Your objective: Reproduce each record exactly.

---------- Data entries

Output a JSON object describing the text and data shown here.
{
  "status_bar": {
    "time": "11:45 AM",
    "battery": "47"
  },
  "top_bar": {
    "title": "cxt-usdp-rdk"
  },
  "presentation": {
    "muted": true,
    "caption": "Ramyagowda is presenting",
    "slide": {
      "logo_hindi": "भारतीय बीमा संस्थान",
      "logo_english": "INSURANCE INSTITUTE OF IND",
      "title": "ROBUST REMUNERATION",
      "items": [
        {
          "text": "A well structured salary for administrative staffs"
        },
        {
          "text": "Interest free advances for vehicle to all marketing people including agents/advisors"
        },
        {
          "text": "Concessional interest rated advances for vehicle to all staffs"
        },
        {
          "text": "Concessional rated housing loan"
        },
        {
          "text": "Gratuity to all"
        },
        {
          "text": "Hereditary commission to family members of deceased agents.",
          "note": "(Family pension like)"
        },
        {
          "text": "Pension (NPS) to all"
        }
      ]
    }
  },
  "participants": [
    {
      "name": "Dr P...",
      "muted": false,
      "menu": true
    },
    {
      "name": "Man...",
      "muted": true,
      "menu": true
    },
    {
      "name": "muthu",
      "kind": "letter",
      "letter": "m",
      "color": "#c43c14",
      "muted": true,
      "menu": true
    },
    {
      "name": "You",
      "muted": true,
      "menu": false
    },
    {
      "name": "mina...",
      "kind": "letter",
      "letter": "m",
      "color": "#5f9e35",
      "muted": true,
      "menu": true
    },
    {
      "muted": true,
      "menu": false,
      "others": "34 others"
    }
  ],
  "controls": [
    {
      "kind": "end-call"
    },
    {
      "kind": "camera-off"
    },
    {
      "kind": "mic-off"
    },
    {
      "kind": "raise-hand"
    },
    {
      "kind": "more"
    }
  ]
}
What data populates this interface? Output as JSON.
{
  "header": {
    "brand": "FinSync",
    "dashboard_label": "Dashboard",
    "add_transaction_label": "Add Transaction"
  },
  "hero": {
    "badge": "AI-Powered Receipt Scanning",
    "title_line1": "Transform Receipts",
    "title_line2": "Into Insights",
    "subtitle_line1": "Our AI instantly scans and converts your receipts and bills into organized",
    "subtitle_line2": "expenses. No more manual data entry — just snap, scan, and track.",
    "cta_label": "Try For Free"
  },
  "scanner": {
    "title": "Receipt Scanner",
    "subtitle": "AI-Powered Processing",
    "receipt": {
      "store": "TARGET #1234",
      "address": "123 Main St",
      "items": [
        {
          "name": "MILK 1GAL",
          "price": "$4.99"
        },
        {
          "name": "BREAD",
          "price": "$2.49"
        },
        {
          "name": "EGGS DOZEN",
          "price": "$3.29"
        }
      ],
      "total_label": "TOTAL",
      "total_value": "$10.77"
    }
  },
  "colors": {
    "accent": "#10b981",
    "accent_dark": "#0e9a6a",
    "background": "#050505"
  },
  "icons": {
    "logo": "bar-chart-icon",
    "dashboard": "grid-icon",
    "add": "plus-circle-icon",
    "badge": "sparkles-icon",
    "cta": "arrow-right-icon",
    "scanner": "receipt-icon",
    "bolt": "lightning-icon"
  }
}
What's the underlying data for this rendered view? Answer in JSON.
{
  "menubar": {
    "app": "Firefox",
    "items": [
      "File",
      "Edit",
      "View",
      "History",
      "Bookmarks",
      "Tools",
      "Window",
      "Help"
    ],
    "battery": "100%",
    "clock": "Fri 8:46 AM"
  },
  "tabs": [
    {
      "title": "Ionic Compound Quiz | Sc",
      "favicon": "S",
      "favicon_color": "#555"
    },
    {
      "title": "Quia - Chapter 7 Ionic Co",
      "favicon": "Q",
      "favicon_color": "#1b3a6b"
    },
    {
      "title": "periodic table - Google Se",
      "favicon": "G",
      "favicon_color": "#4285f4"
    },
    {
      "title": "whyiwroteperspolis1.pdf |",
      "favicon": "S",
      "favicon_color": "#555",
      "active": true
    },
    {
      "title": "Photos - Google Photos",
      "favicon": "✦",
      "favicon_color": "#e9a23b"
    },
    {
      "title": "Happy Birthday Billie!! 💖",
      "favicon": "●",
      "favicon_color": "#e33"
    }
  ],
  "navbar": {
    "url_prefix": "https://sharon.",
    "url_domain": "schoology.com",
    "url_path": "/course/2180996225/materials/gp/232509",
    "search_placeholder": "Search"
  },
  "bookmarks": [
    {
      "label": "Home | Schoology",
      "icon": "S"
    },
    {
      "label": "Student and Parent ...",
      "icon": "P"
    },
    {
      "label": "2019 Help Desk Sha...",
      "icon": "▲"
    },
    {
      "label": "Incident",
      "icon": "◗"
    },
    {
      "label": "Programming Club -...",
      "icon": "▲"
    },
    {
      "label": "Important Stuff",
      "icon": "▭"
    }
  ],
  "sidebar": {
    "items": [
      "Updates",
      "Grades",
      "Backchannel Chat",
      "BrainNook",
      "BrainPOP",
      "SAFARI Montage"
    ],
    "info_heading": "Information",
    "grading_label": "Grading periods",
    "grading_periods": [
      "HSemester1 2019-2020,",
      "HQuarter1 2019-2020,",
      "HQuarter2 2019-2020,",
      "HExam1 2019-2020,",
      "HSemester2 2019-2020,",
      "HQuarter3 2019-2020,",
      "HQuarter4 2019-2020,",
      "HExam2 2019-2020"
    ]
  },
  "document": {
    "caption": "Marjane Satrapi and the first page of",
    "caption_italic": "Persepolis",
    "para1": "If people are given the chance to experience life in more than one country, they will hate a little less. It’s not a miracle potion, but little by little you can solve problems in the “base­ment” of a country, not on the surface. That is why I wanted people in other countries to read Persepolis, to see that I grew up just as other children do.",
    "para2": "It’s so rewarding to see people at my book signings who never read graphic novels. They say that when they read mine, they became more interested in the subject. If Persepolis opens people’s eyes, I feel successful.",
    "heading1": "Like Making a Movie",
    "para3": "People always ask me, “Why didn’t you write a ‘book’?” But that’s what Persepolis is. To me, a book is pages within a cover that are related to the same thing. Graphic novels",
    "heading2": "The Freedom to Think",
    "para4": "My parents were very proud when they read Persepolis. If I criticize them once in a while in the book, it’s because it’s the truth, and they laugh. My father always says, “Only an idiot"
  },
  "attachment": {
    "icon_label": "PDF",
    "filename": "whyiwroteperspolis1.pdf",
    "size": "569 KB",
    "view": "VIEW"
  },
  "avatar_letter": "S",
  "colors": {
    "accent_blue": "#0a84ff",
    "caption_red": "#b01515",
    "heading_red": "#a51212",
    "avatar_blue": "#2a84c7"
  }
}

--------------------

Solution below:
Output a JSON object describing the text and data shown here.
{
  "status_bar": {
    "time": "11:45 AM",
    "battery": "47"
  },
  "top_bar": {
    "title": "cxt-usdp-rdk"
  },
  "presentation": {
    "muted": true,
    "caption": "Ramyagowda is presenting",
    "slide": {
      "logo_hindi": "भारतीय बीमा संस्थान",
      "logo_english": "INSURANCE INSTITUTE OF IND",
      "title": "ROBUST REMUNERATION",
      "items": [
        {
          "text": "A well structured salary for administrative staffs"
        },
        {
          "text": "Interest free advances for vehicle to all marketing people including agents/advisors"
        },
        {
          "text": "Concessional interest rated advances for vehicle to all staffs"
        },
        {
          "text": "Concessional rated housing loan"
        },
        {
          "text": "Gratuity to all"
        },
        {
          "text": "Hereditary commission to family members of deceased agents.",
          "note": "(Family pension like)"
        },
        {
          "text": "Pension (NPS) to all"
        }
      ]
    }
  },
  "participants": [
    {
      "name": "Dr P...",
      "muted": false,
      "menu": true
    },
    {
      "name": "Man...",
      "muted": true,
      "menu": true
    },
    {
      "name": "muthu",
      "kind": "letter",
      "letter": "m",
      "color": "#c43c14",
      "muted": true,
      "menu": true
    },
    {
      "name": "You",
      "muted": true,
      "menu": false
    },
    {
      "name": "mina...",
      "kind": "letter",
      "letter": "m",
      "color": "#5f9e35",
      "muted": true,
      "menu": true
    },
    {
      "muted": true,
      "menu": false,
      "others": "34 others"
    }
  ],
  "controls": [
    {
      "kind": "end-call"
    },
    {
      "kind": "camera-off"
    },
    {
      "kind": "mic-off"
    },
    {
      "kind": "raise-hand"
    },
    {
      "kind": "more"
    }
  ]
}
What data populates this interface? Output as JSON.
{
  "header": {
    "brand": "FinSync",
    "dashboard_label": "Dashboard",
    "add_transaction_label": "Add Transaction"
  },
  "hero": {
    "badge": "AI-Powered Receipt Scanning",
    "title_line1": "Transform Receipts",
    "title_line2": "Into Insights",
    "subtitle_line1": "Our AI instantly scans and converts your receipts and bills into organized",
    "subtitle_line2": "expenses. No more manual data entry — just snap, scan, and track.",
    "cta_label": "Try For Free"
  },
  "scanner": {
    "title": "Receipt Scanner",
    "subtitle": "AI-Powered Processing",
    "receipt": {
      "store": "TARGET #1234",
      "address": "123 Main St",
      "items": [
        {
          "name": "MILK 1GAL",
          "price": "$4.99"
        },
        {
          "name": "BREAD",
          "price": "$2.49"
        },
        {
          "name": "EGGS DOZEN",
          "price": "$3.29"
        }
      ],
      "total_label": "TOTAL",
      "total_value": "$10.77"
    }
  },
  "colors": {
    "accent": "#10b981",
    "accent_dark": "#0e9a6a",
    "background": "#050505"
  },
  "icons": {
    "logo": "bar-chart-icon",
    "dashboard": "grid-icon",
    "add": "plus-circle-icon",
    "badge": "sparkles-icon",
    "cta": "arrow-right-icon",
    "scanner": "receipt-icon",
    "bolt": "lightning-icon"
  }
}
What's the underlying data for this rendered view? Answer in JSON.
{
  "menubar": {
    "app": "Firefox",
    "items": [
      "File",
      "Edit",
      "View",
      "History",
      "Bookmarks",
      "Tools",
      "Window",
      "Help"
    ],
    "battery": "100%",
    "clock": "Fri 8:46 AM"
  },
  "tabs": [
    {
      "title": "Ionic Compound Quiz | Sc",
      "favicon": "S",
      "favicon_color": "#555"
    },
    {
      "title": "Quia - Chapter 7 Ionic Co",
      "favicon": "Q",
      "favicon_color": "#1b3a6b"
    },
    {
      "title": "periodic table - Google Se",
      "favicon": "G",
      "favicon_color": "#4285f4"
    },
    {
      "title": "whyiwroteperspolis1.pdf |",
      "favicon": "S",
      "favicon_color": "#555",
      "active": true
    },
    {
      "title": "Photos - Google Photos",
      "favicon": "✦",
      "favicon_color": "#e9a23b"
    },
    {
      "title": "Happy Birthday Billie!! 💖",
      "favicon": "●",
      "favicon_color": "#e33"
    }
  ],
  "navbar": {
    "url_prefix": "https://sharon.",
    "url_domain": "schoology.com",
    "url_path": "/course/2180996225/materials/gp/232509",
    "search_placeholder": "Search"
  },
  "bookmarks": [
    {
      "label": "Home | Schoology",
      "icon": "S"
    },
    {
      "label": "Student and Parent ...",
      "icon": "P"
    },
    {
      "label": "2019 Help Desk Sha...",
      "icon": "▲"
    },
    {
      "label": "Incident",
      "icon": "◗"
    },
    {
      "label": "Programming Club -...",
      "icon": "▲"
    },
    {
      "label": "Important Stuff",
      "icon": "▭"
    }
  ],
  "sidebar": {
    "items": [
      "Updates",
      "Grades",
      "Backchannel Chat",
      "BrainNook",
      "BrainPOP",
      "SAFARI Montage"
    ],
    "info_heading": "Information",
    "grading_label": "Grading periods",
    "grading_periods": [
      "HSemester1 2019-2020,",
      "HQuarter1 2019-2020,",
      "HQuarter2 2019-2020,",
      "HExam1 2019-2020,",
      "HSemester2 2019-2020,",
      "HQuarter3 2019-2020,",
      "HQuarter4 2019-2020,",
      "HExam2 2019-2020"
    ]
  },
  "document": {
    "caption": "Marjane Satrapi and the first page of",
    "caption_italic": "Persepolis",
    "para1": "If people are given the chance to experience life in more than one country, they will hate a little less. It’s not a miracle potion, but little by little you can solve problems in the “base­ment” of a country, not on the surface. That is why I wanted people in other countries to read Persepolis, to see that I grew up just as other children do.",
    "para2": "It’s so rewarding to see people at my book signings who never read graphic novels. They say that when they read mine, they became more interested in the subject. If Persepolis opens people’s eyes, I feel successful.",
    "heading1": "Like Making a Movie",
    "para3": "People always ask me, “Why didn’t you write a ‘book’?” But that’s what Persepolis is. To me, a book is pages within a cover that are related to the same thing. Graphic novels",
    "heading2": "The Freedom to Think",
    "para4": "My parents were very proud when they read Persepolis. If I criticize them once in a while in the book, it’s because it’s the truth, and they laugh. My father always says, “Only an idiot"
  },
  "attachment": {
    "icon_label": "PDF",
    "filename": "whyiwroteperspolis1.pdf",
    "size": "569 KB",
    "view": "VIEW"
  },
  "avatar_letter": "S",
  "colors": {
    "accent_blue": "#0a84ff",
    "caption_red": "#b01515",
    "heading_red": "#a51212",
    "avatar_blue": "#2a84c7"
  }
}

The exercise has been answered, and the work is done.